== WRITTEN EXERCISE ==
Determine which lines contain the word "subscreens", then copy those lines.
--- Begin MATERIAL SUPPLIED ---
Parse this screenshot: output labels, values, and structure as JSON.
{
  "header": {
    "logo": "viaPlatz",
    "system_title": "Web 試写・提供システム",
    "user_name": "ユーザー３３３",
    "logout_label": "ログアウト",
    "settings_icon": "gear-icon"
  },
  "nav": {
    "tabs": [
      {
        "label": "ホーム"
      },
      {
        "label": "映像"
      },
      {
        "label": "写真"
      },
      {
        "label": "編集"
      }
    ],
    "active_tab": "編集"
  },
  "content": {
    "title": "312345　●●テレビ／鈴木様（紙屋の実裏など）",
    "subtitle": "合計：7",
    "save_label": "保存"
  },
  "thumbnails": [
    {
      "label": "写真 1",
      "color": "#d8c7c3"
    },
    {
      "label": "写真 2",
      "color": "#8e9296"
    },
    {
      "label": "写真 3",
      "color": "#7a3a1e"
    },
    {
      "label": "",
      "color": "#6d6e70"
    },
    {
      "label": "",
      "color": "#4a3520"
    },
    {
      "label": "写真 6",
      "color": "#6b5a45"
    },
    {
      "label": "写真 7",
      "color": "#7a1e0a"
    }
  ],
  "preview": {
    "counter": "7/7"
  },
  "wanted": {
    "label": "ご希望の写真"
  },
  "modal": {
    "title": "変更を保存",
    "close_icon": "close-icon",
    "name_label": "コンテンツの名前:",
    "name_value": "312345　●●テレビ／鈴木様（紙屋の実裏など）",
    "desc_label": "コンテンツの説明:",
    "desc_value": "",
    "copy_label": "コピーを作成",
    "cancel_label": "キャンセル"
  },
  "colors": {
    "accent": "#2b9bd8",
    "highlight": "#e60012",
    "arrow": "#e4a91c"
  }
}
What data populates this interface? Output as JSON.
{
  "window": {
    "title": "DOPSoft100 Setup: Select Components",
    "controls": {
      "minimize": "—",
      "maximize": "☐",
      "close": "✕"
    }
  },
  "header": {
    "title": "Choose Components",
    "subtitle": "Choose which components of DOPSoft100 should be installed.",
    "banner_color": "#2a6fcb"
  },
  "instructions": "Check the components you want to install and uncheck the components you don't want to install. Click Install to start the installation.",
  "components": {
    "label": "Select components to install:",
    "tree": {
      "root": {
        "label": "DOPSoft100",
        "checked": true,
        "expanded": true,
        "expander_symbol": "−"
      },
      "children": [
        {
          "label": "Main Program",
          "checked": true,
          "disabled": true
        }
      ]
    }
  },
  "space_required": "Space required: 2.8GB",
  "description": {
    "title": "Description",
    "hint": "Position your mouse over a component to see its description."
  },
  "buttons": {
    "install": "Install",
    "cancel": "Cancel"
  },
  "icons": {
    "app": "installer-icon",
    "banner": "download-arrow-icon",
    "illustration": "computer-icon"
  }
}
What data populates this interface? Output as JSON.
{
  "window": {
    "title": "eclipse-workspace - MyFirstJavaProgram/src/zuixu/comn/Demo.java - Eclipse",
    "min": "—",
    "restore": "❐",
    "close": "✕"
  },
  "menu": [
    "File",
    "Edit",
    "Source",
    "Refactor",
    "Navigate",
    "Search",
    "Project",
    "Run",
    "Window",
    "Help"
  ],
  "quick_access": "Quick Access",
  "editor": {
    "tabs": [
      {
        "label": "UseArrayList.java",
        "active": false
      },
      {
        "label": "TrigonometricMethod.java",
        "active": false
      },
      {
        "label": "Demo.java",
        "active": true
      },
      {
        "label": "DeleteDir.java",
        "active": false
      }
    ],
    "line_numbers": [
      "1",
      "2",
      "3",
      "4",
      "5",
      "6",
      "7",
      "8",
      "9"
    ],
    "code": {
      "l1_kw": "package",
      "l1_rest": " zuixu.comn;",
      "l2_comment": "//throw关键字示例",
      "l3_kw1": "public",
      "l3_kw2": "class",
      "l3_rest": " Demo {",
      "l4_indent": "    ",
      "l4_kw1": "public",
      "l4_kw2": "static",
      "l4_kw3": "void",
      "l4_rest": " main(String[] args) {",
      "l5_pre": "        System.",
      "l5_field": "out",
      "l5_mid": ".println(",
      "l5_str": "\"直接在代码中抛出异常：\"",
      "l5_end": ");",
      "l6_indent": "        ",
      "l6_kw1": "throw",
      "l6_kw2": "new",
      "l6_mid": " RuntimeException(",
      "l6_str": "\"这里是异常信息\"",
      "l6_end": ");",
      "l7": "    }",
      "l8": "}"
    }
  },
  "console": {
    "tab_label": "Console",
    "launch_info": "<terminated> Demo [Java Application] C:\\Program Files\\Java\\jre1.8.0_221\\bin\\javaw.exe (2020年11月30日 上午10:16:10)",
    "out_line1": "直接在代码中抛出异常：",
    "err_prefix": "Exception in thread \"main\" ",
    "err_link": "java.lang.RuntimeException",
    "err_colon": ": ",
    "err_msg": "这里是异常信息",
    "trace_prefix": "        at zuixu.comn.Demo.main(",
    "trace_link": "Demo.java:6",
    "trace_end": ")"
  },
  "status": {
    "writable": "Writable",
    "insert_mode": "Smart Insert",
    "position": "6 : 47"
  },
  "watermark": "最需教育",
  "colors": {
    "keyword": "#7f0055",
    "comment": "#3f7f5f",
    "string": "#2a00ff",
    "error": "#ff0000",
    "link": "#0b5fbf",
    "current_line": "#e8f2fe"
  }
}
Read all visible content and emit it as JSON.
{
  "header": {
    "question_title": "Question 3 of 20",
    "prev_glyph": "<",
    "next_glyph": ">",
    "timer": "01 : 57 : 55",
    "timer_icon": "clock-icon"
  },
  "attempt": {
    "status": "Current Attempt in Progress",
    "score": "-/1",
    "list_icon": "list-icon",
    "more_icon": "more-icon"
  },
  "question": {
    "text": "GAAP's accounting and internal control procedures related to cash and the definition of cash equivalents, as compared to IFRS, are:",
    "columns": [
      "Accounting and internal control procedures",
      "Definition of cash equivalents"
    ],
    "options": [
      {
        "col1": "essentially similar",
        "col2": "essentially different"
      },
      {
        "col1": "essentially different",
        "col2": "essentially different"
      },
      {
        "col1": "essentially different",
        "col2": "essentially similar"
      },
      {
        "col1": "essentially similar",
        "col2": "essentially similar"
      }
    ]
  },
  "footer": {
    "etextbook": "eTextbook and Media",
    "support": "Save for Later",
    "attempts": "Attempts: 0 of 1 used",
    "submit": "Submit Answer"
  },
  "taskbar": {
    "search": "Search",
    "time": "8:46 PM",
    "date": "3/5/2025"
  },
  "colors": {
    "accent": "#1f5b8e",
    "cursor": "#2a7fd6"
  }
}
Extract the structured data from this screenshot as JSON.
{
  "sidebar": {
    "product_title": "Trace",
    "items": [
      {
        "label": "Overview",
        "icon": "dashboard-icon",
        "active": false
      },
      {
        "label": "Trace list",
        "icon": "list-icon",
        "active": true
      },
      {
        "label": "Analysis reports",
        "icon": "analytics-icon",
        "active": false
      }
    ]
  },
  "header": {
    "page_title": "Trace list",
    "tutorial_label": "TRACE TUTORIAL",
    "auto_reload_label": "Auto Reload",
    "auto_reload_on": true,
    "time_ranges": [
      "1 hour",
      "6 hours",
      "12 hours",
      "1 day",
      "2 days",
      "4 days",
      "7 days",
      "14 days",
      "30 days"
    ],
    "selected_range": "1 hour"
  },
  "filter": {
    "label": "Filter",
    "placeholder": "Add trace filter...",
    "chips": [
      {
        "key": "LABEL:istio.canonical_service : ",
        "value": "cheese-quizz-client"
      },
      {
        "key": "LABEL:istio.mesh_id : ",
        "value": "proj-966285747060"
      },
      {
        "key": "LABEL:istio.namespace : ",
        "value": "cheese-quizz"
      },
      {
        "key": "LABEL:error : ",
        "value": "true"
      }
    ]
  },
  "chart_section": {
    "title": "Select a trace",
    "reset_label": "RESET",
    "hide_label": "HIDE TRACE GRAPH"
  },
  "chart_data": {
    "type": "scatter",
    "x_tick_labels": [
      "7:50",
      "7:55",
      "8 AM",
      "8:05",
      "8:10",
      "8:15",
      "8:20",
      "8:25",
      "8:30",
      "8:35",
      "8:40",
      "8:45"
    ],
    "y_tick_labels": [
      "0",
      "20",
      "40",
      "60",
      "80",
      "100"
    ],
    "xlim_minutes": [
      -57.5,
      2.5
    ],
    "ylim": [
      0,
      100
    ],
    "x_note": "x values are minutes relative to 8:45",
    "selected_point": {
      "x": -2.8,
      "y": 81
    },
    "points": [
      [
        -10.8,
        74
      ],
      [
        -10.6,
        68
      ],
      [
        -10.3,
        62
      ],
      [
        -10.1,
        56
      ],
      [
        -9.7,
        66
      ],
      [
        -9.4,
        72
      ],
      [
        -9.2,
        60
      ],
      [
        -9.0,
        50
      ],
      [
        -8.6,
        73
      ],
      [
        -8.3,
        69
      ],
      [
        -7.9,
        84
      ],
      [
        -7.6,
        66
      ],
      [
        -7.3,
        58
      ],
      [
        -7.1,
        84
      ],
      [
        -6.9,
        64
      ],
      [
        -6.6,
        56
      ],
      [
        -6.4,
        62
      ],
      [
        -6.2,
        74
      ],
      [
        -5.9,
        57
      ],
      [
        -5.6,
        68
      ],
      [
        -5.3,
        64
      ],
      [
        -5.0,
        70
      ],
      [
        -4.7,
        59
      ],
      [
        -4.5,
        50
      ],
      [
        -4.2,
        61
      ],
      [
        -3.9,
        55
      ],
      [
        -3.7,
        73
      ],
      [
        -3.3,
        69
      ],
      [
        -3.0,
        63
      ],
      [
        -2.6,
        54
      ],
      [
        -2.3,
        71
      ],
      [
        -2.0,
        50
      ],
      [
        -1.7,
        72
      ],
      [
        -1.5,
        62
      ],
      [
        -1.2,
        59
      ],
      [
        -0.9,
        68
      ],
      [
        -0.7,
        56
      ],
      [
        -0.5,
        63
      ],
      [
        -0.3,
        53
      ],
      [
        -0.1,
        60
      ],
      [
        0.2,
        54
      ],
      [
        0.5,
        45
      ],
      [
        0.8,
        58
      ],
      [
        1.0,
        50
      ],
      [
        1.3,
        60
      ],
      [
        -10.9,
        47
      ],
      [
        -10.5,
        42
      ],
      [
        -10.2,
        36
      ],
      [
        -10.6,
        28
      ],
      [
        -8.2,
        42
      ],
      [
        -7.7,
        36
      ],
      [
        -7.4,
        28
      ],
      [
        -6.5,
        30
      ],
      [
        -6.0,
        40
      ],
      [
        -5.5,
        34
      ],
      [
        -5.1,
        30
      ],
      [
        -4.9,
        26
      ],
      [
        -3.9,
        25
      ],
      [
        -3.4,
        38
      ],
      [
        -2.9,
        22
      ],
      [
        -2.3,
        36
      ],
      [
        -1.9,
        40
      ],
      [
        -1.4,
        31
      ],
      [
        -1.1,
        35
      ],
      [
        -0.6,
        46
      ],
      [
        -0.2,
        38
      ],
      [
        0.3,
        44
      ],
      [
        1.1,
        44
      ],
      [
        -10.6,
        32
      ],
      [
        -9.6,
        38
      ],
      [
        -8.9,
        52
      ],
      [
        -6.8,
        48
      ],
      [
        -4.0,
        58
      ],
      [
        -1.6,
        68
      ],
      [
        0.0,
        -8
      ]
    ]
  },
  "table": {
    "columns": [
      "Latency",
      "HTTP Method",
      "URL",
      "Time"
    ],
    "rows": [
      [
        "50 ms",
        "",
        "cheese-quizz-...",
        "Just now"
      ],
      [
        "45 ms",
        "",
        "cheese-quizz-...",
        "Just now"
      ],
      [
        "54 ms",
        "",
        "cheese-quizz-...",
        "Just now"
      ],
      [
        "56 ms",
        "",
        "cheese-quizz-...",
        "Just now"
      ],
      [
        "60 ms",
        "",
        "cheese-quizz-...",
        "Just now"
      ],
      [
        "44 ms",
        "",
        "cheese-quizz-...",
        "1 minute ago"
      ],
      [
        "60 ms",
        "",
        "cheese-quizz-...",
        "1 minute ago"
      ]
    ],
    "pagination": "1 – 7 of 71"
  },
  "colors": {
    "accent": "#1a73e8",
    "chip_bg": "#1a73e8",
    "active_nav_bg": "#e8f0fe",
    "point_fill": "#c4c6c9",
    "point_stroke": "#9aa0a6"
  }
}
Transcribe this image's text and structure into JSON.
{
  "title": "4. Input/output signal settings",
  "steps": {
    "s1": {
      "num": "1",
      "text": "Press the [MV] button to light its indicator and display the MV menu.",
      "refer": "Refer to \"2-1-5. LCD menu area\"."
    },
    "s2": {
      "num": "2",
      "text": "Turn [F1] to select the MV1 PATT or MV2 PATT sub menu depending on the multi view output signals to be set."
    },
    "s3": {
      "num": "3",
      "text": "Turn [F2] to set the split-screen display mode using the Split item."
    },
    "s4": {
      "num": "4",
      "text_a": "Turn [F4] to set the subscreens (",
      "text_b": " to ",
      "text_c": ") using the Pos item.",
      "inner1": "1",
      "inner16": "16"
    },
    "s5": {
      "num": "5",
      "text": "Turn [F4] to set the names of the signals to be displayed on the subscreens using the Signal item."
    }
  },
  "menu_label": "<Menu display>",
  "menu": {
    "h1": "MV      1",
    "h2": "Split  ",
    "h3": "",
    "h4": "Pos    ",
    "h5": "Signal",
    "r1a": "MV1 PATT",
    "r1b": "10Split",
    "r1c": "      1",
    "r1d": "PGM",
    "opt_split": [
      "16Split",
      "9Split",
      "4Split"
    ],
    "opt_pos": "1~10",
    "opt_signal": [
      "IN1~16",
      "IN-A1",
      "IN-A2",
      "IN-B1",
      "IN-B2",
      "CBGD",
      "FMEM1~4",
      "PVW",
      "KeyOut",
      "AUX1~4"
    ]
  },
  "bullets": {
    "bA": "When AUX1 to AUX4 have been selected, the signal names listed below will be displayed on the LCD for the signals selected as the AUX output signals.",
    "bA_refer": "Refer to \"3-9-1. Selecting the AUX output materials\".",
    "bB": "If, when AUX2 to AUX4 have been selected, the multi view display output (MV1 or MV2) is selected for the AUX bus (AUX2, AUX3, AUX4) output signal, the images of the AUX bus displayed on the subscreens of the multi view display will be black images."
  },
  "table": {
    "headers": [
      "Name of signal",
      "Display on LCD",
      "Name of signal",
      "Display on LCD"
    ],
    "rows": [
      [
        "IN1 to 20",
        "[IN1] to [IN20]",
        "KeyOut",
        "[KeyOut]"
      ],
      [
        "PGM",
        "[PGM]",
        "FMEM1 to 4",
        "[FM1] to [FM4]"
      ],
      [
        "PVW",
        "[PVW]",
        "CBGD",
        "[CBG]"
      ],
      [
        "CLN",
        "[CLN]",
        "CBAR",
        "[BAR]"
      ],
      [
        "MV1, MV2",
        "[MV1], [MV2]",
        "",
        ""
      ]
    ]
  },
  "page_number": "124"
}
--- End MATERIAL SUPPLIED ---
== OUTPUT BELOW ==
      "text_a": "Turn [F4] to set the subscreens (",
      "text": "Turn [F4] to set the names of the signals to be displayed on the subscreens using the Signal item."
    "bB": "If, when AUX2 to AUX4 have been selected, the multi view display output (MV1 or MV2) is selected for the AUX bus (AUX2, AUX3, AUX4) output signal, the images of the AUX bus displayed on the subscreens of the multi view display will be black images."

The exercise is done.